__EXERCISE INPUT__
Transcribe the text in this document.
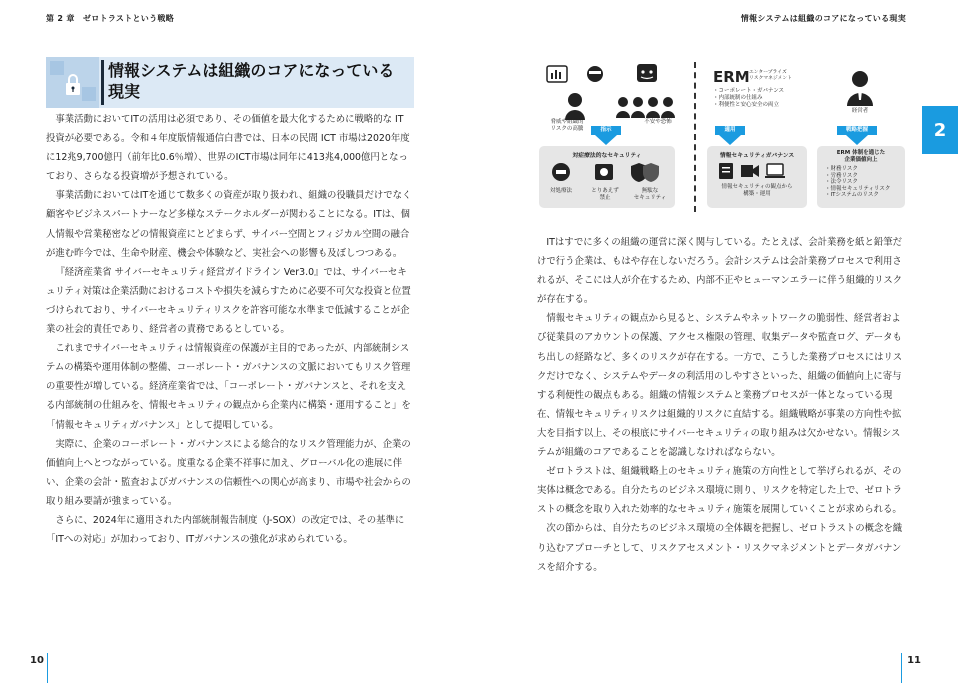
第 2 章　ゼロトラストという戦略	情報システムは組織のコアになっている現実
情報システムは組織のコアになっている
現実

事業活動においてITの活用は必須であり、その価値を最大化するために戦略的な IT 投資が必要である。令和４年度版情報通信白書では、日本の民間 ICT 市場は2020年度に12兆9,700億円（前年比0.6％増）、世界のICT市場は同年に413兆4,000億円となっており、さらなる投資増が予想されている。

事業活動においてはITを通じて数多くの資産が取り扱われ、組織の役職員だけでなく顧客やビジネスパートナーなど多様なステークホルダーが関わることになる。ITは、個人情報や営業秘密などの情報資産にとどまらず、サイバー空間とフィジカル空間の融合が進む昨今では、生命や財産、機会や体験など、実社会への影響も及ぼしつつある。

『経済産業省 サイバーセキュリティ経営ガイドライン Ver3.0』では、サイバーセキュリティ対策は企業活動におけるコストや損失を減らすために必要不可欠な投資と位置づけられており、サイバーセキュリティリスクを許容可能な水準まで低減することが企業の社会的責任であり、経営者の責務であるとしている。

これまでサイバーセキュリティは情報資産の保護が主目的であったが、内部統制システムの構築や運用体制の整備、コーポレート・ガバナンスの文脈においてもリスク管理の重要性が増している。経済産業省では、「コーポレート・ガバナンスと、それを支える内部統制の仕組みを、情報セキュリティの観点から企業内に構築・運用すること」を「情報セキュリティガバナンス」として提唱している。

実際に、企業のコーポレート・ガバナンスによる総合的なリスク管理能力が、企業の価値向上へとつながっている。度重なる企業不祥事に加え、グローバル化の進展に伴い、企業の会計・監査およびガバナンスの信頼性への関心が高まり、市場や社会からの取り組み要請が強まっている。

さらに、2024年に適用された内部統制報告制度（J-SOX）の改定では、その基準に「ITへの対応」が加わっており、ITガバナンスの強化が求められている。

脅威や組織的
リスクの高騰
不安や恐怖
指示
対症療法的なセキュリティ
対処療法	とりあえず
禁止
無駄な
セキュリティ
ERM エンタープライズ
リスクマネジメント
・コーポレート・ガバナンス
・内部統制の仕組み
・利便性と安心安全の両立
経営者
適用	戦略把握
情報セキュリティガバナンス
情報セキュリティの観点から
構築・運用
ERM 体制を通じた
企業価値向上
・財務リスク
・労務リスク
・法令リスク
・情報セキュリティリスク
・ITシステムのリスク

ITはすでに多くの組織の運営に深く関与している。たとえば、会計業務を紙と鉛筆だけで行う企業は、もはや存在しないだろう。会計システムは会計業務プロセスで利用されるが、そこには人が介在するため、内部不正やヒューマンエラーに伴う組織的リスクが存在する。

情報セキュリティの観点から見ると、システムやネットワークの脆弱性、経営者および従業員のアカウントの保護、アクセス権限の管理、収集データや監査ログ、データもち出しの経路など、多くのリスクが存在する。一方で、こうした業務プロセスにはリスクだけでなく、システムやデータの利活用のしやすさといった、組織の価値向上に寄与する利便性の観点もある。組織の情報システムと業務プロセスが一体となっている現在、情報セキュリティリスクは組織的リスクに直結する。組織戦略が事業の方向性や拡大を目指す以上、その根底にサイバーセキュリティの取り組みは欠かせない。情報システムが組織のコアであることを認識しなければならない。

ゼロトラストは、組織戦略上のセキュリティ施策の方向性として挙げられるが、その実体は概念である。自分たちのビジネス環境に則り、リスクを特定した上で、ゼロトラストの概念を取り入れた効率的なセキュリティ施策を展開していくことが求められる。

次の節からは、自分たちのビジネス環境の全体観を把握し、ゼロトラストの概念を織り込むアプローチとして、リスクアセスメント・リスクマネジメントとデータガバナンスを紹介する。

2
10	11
--
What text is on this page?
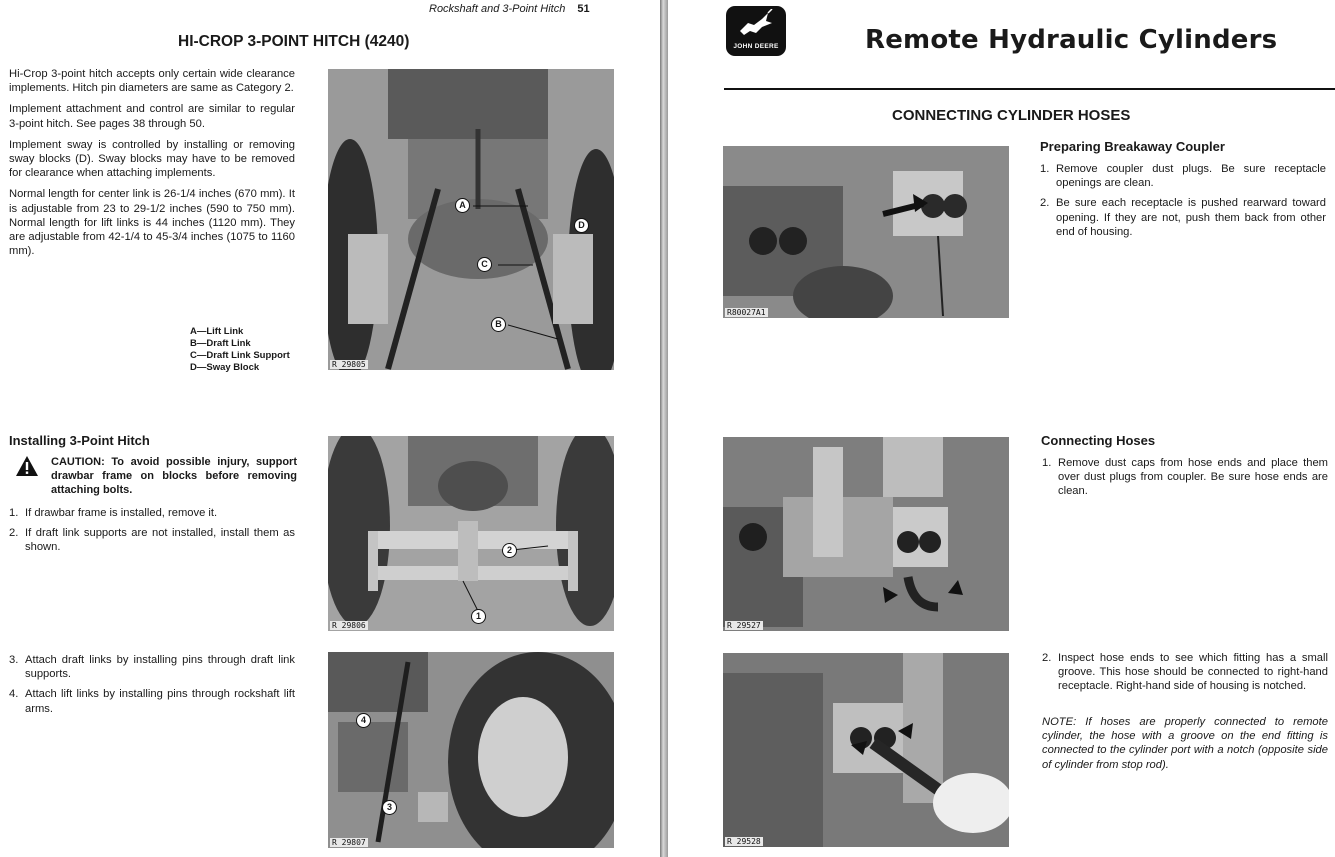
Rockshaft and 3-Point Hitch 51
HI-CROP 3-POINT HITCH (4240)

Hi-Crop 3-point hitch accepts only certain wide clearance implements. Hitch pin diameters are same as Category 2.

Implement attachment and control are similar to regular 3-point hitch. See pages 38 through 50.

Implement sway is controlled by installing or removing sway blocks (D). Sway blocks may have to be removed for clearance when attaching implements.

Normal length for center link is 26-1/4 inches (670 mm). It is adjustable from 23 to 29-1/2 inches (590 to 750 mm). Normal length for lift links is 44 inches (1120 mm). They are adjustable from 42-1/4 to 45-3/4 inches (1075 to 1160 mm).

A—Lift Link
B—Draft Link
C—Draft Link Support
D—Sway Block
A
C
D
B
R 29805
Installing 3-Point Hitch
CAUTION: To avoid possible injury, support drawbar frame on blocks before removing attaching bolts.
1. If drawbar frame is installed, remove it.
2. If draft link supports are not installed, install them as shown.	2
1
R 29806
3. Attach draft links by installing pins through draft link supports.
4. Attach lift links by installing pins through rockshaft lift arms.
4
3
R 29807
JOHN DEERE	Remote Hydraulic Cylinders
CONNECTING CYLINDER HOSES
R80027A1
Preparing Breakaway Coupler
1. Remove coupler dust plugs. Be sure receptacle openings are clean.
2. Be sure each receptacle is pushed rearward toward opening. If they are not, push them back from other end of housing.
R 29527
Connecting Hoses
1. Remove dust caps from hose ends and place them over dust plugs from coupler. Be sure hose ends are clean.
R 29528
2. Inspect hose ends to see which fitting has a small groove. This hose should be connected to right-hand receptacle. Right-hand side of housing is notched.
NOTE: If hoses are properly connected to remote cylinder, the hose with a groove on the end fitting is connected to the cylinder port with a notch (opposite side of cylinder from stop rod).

__TASK BRIEF__
Say how many lines in the records hold "groove", with the number as the whole reply.

__SOLUTION FOR THIS PROBLEM__
2